Excerpted data:

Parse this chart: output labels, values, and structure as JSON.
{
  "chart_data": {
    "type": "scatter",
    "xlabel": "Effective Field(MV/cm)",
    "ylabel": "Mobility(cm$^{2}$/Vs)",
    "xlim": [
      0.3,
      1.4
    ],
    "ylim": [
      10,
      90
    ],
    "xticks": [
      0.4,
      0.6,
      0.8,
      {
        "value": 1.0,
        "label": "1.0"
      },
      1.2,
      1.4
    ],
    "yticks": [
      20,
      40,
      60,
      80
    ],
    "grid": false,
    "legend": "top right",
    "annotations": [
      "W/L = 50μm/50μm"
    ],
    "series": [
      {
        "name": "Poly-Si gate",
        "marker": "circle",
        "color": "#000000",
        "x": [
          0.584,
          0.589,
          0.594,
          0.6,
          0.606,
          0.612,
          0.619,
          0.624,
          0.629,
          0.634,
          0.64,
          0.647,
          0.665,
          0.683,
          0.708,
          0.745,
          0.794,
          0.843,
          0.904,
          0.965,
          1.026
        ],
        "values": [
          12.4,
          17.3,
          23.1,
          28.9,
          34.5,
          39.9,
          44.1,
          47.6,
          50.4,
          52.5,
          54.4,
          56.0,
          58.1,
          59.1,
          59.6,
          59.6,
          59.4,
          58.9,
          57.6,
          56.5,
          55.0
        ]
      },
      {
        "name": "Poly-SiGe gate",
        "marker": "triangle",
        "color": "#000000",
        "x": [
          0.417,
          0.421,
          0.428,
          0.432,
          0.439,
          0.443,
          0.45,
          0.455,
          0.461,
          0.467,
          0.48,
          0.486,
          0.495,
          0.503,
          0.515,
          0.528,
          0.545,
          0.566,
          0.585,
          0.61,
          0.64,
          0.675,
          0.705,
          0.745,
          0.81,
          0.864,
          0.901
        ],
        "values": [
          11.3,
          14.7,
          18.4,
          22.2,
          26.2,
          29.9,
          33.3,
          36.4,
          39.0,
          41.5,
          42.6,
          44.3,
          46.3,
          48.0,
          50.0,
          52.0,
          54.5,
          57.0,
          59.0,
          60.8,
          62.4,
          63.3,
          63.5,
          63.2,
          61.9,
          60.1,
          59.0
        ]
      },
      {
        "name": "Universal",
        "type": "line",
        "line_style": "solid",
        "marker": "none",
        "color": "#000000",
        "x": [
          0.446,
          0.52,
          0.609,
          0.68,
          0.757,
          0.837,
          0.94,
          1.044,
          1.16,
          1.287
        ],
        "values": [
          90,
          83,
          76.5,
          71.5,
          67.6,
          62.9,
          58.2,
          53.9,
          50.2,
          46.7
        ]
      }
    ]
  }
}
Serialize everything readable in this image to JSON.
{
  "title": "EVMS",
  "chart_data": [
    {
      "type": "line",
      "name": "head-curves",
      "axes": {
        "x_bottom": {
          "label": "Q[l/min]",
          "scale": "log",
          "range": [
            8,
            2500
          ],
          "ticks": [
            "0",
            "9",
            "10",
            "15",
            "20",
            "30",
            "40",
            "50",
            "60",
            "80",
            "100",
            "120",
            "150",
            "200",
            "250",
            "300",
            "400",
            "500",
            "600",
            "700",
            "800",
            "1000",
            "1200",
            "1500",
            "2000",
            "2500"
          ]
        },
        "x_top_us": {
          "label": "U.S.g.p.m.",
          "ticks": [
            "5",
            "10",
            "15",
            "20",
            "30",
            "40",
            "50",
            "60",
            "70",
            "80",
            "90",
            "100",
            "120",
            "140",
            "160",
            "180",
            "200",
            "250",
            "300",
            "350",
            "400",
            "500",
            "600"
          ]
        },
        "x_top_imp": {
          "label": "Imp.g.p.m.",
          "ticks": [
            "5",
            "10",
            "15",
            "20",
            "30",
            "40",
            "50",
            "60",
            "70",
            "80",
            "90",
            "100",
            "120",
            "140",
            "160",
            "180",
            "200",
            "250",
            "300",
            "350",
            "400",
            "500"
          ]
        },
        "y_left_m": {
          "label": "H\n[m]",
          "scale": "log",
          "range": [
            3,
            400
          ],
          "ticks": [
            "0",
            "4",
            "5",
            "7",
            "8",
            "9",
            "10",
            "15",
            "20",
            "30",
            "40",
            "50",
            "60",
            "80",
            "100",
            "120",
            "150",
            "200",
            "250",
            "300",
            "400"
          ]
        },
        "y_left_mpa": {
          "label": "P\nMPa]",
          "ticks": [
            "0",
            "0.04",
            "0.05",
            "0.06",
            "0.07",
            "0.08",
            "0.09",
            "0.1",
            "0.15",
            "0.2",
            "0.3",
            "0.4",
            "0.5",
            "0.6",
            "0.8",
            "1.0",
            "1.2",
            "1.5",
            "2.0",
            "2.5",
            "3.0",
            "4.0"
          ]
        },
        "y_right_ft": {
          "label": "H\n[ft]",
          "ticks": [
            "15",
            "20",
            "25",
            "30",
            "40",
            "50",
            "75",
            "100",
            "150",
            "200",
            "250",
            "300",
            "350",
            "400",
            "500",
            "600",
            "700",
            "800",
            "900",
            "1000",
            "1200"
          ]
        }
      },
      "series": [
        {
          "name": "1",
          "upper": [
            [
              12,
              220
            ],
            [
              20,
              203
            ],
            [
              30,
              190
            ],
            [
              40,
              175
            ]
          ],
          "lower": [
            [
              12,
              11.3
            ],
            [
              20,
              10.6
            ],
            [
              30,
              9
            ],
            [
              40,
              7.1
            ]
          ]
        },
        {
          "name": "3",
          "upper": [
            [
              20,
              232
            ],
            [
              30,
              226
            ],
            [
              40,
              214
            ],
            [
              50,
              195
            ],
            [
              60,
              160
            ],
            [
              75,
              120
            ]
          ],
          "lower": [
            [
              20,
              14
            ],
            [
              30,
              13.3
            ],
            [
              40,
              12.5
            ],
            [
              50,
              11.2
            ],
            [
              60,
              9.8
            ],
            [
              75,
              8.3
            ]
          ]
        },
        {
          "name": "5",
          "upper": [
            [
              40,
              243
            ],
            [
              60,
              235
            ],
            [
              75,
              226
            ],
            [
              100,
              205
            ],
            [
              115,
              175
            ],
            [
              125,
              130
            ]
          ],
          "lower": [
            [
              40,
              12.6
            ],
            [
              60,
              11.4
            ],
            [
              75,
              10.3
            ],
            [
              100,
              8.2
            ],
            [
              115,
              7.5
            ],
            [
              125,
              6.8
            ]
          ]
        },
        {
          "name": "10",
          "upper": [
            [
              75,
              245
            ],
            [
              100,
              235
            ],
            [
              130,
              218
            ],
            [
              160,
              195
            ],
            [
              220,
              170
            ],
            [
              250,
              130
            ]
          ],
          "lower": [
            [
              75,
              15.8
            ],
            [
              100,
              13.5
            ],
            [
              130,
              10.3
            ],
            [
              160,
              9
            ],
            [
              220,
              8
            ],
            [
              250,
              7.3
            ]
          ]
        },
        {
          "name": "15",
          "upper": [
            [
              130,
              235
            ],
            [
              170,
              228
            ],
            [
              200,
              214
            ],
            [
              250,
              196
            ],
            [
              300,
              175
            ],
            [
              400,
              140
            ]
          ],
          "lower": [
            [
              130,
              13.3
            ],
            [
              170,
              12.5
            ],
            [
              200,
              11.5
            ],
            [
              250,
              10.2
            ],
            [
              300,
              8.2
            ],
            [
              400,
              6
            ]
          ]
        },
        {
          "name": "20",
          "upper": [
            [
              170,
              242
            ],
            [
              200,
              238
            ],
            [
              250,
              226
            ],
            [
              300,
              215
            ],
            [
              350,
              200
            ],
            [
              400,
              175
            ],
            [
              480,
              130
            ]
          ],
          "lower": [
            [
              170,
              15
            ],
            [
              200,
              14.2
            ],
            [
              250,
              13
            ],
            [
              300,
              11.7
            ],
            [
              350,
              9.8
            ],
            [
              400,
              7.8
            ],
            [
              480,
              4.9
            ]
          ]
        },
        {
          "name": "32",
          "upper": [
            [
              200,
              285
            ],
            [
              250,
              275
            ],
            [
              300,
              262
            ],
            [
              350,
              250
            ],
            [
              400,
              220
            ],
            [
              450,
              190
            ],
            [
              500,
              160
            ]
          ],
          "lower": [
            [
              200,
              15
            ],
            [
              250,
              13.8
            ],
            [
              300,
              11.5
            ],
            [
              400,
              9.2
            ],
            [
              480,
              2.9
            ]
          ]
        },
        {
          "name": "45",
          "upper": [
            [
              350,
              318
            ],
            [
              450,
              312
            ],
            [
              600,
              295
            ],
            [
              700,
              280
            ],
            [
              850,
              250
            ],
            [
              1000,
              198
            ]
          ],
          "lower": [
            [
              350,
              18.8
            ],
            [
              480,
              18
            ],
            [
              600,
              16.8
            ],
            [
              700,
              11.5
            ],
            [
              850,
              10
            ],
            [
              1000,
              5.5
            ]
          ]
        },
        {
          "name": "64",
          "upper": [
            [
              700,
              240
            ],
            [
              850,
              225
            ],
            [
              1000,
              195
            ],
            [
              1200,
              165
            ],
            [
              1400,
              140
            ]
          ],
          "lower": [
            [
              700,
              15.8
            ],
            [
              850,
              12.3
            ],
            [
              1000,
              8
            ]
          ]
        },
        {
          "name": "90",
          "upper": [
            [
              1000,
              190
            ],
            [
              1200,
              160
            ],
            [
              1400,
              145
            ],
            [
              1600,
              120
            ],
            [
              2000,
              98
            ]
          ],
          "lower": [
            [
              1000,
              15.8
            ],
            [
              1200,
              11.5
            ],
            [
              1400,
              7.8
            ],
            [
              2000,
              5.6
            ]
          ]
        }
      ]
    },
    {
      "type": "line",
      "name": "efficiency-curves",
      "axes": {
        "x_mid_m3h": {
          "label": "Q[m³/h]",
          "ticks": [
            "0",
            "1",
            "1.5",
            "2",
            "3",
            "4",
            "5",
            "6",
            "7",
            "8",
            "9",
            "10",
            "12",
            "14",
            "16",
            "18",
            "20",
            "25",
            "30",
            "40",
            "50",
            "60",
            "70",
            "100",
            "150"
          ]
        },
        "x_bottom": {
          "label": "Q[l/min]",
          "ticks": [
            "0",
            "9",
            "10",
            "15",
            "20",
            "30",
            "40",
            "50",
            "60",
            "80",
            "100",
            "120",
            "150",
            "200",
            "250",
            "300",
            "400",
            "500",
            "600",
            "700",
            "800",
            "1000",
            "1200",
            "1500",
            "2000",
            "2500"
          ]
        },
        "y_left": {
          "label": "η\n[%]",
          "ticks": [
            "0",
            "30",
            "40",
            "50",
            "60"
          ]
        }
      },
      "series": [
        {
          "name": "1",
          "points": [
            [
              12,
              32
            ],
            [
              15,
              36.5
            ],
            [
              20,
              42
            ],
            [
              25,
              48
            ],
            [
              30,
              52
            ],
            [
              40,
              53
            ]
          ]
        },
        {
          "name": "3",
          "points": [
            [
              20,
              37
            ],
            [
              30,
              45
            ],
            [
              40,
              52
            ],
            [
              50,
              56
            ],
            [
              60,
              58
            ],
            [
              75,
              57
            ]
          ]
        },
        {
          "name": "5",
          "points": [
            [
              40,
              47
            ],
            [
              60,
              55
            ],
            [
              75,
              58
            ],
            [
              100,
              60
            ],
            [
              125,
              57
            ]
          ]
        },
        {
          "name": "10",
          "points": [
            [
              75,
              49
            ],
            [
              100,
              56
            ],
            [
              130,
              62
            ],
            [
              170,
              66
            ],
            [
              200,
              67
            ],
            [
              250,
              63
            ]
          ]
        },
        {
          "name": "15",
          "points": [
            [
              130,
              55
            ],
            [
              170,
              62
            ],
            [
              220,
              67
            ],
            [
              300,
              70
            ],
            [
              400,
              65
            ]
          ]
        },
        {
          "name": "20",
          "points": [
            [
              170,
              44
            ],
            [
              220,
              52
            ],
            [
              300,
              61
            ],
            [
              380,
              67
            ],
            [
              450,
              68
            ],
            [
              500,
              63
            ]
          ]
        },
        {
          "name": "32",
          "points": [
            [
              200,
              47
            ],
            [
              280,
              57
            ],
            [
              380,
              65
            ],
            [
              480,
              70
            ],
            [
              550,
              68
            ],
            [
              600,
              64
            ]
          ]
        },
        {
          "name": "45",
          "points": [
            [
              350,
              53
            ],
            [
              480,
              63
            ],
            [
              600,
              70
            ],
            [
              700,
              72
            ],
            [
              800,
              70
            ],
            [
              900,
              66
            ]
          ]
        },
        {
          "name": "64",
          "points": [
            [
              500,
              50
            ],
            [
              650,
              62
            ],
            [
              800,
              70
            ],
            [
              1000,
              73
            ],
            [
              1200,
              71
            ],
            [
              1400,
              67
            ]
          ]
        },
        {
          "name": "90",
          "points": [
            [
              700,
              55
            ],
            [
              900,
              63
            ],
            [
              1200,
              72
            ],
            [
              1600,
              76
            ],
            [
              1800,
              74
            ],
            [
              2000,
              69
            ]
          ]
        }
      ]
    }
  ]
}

Aim:
Take every line from the data above that holds "type" and copy it out.

Problem solution:
    "type": "scatter",
        "type": "line",
      "type": "line",
      "type": "line",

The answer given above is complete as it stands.